Start of Recorded data

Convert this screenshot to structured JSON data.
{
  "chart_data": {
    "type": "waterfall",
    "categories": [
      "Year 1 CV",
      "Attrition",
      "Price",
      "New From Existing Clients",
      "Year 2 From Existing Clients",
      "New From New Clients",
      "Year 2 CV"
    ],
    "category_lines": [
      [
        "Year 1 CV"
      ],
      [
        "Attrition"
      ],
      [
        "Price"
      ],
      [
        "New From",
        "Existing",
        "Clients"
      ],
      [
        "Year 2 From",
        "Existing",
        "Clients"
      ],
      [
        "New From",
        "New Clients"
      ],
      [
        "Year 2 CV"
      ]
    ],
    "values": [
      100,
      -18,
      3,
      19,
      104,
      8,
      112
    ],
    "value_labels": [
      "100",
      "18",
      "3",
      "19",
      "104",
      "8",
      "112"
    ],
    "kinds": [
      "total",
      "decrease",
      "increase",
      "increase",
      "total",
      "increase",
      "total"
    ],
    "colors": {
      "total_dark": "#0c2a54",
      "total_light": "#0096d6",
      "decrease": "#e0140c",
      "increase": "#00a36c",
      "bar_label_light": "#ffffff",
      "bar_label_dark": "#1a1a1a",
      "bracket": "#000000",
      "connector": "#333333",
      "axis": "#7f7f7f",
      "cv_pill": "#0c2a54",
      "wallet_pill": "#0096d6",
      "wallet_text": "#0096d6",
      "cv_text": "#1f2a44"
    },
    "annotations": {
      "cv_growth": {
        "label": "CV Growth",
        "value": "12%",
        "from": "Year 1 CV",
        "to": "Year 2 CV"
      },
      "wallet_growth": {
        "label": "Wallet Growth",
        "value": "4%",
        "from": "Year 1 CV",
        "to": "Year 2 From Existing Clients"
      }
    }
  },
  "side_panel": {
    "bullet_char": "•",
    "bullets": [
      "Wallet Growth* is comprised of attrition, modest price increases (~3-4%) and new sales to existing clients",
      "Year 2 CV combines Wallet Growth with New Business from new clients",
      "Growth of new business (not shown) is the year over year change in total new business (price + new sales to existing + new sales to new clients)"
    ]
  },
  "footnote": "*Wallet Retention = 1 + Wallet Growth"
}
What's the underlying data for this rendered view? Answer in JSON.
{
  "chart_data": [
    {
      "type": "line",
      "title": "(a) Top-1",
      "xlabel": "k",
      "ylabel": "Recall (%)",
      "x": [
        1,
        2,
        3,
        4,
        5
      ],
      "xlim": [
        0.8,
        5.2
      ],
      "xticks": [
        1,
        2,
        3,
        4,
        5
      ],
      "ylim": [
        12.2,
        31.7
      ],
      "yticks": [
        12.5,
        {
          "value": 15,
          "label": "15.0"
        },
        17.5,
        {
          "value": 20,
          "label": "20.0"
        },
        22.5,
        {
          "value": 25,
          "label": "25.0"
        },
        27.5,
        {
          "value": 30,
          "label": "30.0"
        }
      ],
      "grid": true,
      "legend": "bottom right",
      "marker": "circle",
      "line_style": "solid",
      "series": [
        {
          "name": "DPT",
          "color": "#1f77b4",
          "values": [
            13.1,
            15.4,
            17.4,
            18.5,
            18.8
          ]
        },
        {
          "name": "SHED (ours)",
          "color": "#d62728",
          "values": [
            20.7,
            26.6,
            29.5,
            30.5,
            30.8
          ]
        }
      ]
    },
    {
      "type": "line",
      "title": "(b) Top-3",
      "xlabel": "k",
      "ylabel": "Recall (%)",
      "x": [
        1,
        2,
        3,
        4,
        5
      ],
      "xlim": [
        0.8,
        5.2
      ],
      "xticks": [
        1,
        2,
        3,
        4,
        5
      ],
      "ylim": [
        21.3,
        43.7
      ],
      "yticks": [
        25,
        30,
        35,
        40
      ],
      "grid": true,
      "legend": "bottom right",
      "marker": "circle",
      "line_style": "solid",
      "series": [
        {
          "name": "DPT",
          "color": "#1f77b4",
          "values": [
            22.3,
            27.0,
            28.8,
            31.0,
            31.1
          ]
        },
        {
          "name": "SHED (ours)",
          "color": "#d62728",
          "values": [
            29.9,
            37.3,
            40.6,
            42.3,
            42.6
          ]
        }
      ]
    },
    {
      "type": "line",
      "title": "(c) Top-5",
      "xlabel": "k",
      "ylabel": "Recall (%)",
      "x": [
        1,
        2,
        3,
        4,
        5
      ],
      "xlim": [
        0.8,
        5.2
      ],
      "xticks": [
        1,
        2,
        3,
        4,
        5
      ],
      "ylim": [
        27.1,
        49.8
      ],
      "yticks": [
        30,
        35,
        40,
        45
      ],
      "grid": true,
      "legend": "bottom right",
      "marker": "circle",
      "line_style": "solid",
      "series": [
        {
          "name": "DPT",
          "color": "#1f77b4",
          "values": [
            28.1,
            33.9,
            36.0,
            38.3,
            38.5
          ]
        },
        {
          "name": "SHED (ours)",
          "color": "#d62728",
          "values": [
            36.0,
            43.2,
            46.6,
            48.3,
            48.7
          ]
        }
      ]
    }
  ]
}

End of Recorded data

Which lines hold the word "JSON"? Copy all of them.

**Correct output**.
Convert this screenshot to structured JSON data.
What's the underlying data for this rendered view? Answer in JSON.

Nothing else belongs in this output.